Find all lines in the listing that include the word "tennis", then copy them.

• Available data:
──────
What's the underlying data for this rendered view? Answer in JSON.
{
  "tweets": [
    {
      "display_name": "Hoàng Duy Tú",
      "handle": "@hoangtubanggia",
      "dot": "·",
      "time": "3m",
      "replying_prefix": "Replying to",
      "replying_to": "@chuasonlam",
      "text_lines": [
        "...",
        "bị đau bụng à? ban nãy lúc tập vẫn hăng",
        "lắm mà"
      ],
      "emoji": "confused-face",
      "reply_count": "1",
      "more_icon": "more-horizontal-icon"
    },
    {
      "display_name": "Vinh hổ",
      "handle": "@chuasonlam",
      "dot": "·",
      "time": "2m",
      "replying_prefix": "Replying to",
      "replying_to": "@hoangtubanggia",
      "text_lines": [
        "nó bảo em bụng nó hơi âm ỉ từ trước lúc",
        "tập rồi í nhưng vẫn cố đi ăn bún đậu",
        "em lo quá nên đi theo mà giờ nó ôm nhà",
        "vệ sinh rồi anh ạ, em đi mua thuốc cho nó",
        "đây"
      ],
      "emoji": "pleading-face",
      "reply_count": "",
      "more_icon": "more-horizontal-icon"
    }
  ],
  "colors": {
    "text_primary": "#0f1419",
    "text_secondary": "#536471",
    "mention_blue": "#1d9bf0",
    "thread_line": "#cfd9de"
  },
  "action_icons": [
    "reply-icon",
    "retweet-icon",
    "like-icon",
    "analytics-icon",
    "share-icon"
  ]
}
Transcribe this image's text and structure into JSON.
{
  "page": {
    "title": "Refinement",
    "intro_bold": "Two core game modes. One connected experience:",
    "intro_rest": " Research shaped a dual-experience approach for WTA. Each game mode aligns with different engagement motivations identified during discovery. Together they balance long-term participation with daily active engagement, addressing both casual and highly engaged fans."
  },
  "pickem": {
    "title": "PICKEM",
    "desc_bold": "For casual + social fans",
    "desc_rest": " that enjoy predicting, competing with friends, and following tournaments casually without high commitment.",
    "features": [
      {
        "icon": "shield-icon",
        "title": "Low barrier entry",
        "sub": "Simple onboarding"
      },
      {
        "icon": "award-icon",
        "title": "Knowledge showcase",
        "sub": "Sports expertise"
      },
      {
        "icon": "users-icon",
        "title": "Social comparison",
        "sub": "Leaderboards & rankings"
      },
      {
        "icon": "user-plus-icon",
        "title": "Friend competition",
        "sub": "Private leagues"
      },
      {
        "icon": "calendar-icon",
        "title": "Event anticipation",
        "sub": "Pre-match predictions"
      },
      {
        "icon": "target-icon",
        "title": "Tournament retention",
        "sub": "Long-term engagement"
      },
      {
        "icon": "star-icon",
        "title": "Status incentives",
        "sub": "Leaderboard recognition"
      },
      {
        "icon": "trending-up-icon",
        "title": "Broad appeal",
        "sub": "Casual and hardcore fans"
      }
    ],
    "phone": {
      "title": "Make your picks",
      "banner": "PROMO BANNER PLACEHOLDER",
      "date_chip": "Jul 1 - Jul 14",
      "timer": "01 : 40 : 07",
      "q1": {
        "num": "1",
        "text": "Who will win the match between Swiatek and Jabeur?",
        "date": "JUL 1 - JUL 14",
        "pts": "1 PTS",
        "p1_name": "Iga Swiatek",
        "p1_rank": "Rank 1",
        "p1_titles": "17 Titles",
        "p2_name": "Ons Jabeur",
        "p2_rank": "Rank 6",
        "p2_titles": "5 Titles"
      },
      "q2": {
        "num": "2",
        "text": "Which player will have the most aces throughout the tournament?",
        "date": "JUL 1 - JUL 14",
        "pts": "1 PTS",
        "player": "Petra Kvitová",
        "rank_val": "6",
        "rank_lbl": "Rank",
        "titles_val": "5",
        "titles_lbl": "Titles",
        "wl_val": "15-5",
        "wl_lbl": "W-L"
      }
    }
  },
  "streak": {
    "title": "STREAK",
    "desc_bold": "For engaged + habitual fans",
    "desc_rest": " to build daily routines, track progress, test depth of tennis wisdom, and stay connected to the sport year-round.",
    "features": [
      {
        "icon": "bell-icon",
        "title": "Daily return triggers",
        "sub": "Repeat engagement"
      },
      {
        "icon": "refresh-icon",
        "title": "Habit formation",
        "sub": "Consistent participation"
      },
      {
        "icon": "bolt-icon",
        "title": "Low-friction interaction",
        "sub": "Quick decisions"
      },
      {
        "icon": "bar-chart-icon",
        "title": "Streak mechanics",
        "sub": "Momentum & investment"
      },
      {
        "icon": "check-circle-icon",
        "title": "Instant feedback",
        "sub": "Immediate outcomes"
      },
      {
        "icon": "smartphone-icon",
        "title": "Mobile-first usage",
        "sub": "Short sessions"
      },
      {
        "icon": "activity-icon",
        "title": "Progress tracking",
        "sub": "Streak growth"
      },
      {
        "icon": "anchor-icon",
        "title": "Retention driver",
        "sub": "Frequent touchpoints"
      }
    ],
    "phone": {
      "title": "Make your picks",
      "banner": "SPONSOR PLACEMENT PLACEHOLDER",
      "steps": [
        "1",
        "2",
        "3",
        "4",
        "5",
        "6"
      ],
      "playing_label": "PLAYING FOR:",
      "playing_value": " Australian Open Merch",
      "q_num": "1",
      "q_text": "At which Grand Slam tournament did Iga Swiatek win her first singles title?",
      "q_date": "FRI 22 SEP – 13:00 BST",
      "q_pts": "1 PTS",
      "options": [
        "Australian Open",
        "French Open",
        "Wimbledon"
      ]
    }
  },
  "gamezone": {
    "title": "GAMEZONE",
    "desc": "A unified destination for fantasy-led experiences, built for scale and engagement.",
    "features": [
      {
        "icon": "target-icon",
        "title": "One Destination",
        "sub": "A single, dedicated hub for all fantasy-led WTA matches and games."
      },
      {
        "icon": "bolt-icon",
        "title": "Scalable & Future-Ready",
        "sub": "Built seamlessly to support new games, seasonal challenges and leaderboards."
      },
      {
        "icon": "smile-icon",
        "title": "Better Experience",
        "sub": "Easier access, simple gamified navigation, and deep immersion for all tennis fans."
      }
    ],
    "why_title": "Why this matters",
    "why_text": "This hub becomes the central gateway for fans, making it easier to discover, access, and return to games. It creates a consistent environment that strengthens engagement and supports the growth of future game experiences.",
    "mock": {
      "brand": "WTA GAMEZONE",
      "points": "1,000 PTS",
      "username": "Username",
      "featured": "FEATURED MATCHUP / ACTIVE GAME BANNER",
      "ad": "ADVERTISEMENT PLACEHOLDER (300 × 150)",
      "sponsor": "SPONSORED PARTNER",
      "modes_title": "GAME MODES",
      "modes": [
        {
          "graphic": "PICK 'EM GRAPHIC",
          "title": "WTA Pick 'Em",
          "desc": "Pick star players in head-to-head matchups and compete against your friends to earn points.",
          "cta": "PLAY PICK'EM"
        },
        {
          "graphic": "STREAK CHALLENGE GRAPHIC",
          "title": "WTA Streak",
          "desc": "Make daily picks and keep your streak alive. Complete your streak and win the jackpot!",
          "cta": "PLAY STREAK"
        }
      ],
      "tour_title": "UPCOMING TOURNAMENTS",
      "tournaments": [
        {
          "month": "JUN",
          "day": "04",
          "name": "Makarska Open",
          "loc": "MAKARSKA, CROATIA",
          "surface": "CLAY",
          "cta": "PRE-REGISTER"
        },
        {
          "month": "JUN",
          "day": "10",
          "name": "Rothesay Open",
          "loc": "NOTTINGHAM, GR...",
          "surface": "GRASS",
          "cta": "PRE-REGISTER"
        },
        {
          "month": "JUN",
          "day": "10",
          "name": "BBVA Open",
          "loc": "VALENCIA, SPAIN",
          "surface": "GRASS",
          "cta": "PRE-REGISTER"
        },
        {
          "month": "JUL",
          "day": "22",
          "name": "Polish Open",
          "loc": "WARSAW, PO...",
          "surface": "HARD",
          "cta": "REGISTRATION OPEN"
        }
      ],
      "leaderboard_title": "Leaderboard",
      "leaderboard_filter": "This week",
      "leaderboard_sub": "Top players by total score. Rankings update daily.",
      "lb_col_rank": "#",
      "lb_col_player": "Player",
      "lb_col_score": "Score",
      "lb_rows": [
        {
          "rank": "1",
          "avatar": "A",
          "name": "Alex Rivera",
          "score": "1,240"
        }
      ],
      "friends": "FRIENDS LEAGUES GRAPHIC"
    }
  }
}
──────
• Exercise response:
    "desc_rest": " to build daily routines, track progress, test depth of tennis wisdom, and stay connected to the sport year-round.",
        "sub": "Easier access, simple gamified navigation, and deep immersion for all tennis fans."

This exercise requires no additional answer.